** start of Records provided **
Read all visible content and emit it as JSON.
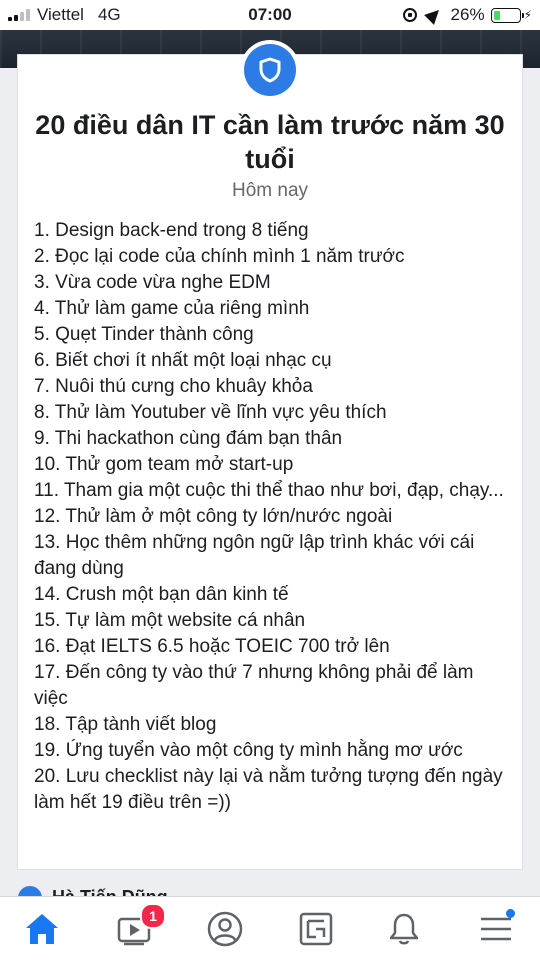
{
  "status_bar": {
    "carrier": "Viettel",
    "network": "4G",
    "time": "07:00",
    "battery": "26%",
    "battery_level": 0.26
  },
  "post": {
    "title": "20 điều dân IT cần làm trước năm 30 tuổi",
    "subtitle": "Hôm nay",
    "items": [
      "1. Design back-end trong 8 tiếng",
      "2. Đọc lại code của chính mình 1 năm trước",
      "3. Vừa code vừa nghe EDM",
      "4. Thử làm game của riêng mình",
      "5. Quẹt Tinder thành công",
      "6. Biết chơi ít nhất một loại nhạc cụ",
      "7. Nuôi thú cưng cho khuây khỏa",
      "8. Thử làm Youtuber về lĩnh vực yêu thích",
      "9. Thi hackathon cùng đám bạn thân",
      "10. Thử gom team mở start-up",
      "11. Tham gia một cuộc thi thể thao như bơi, đạp, chạy...",
      "12. Thử làm ở một công ty lớn/nước ngoài",
      "13. Học thêm những ngôn ngữ lập trình khác với cái đang dùng",
      "14. Crush một bạn dân kinh tế",
      "15. Tự làm một website cá nhân",
      "16. Đạt IELTS 6.5 hoặc TOEIC 700 trở lên",
      "17. Đến công ty vào thứ 7 nhưng không phải để làm việc",
      "18. Tập tành viết blog",
      "19. Ứng tuyển vào một công ty mình hằng mơ ước",
      "20. Lưu checklist này lại và nằm tưởng tượng đến ngày làm hết 19 điều trên =))"
    ]
  },
  "next_post": {
    "author_partial": "Hà Tiến Dũng"
  },
  "tab_bar": {
    "tabs": [
      {
        "icon": "home-icon",
        "active": true
      },
      {
        "icon": "video-icon",
        "badge": "1"
      },
      {
        "icon": "profile-icon"
      },
      {
        "icon": "marketplace-icon"
      },
      {
        "icon": "bell-icon"
      },
      {
        "icon": "menu-icon",
        "dot": true
      }
    ],
    "accent": "#1877f2",
    "badge_color": "#f02849"
  }
}
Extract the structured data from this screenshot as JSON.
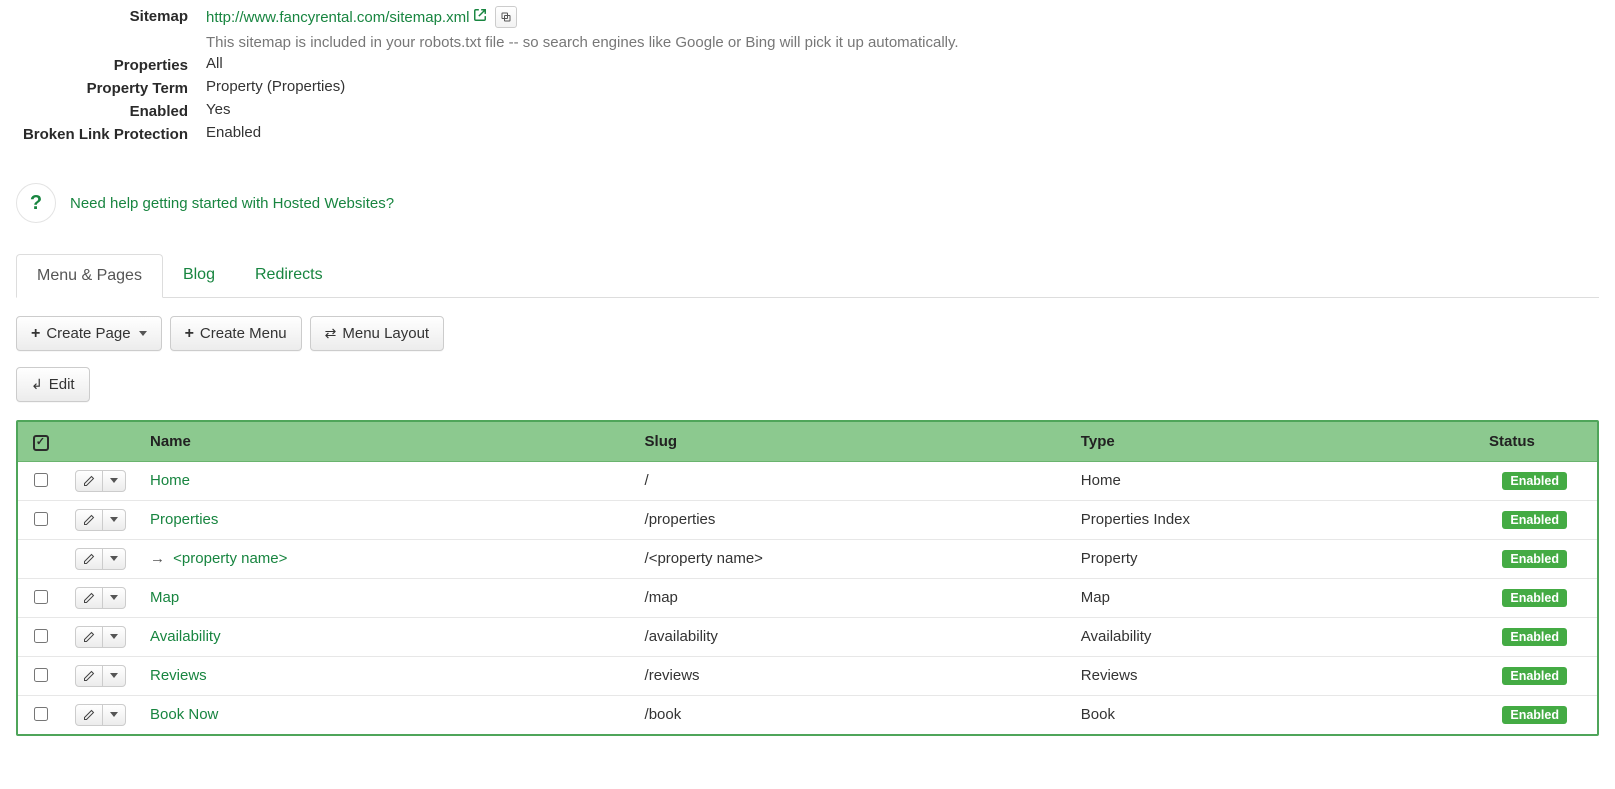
** end of Records provided **
# Short task:
Without the pictures, print the records in full, exactly as they appear.

# Result for this exercise:
Read all visible content and emit it as JSON.
{
  "status_bar": {
    "carrier": "Viettel",
    "network": "4G",
    "time": "07:00",
    "battery": "26%",
    "battery_level": 0.26
  },
  "post": {
    "title": "20 điều dân IT cần làm trước năm 30 tuổi",
    "subtitle": "Hôm nay",
    "items": [
      "1. Design back-end trong 8 tiếng",
      "2. Đọc lại code của chính mình 1 năm trước",
      "3. Vừa code vừa nghe EDM",
      "4. Thử làm game của riêng mình",
      "5. Quẹt Tinder thành công",
      "6. Biết chơi ít nhất một loại nhạc cụ",
      "7. Nuôi thú cưng cho khuây khỏa",
      "8. Thử làm Youtuber về lĩnh vực yêu thích",
      "9. Thi hackathon cùng đám bạn thân",
      "10. Thử gom team mở start-up",
      "11. Tham gia một cuộc thi thể thao như bơi, đạp, chạy...",
      "12. Thử làm ở một công ty lớn/nước ngoài",
      "13. Học thêm những ngôn ngữ lập trình khác với cái đang dùng",
      "14. Crush một bạn dân kinh tế",
      "15. Tự làm một website cá nhân",
      "16. Đạt IELTS 6.5 hoặc TOEIC 700 trở lên",
      "17. Đến công ty vào thứ 7 nhưng không phải để làm việc",
      "18. Tập tành viết blog",
      "19. Ứng tuyển vào một công ty mình hằng mơ ước",
      "20. Lưu checklist này lại và nằm tưởng tượng đến ngày làm hết 19 điều trên =))"
    ]
  },
  "next_post": {
    "author_partial": "Hà Tiến Dũng"
  },
  "tab_bar": {
    "tabs": [
      {
        "icon": "home-icon",
        "active": true
      },
      {
        "icon": "video-icon",
        "badge": "1"
      },
      {
        "icon": "profile-icon"
      },
      {
        "icon": "marketplace-icon"
      },
      {
        "icon": "bell-icon"
      },
      {
        "icon": "menu-icon",
        "dot": true
      }
    ],
    "accent": "#1877f2",
    "badge_color": "#f02849"
  }
}
Extract the structured data from this screenshot as JSON.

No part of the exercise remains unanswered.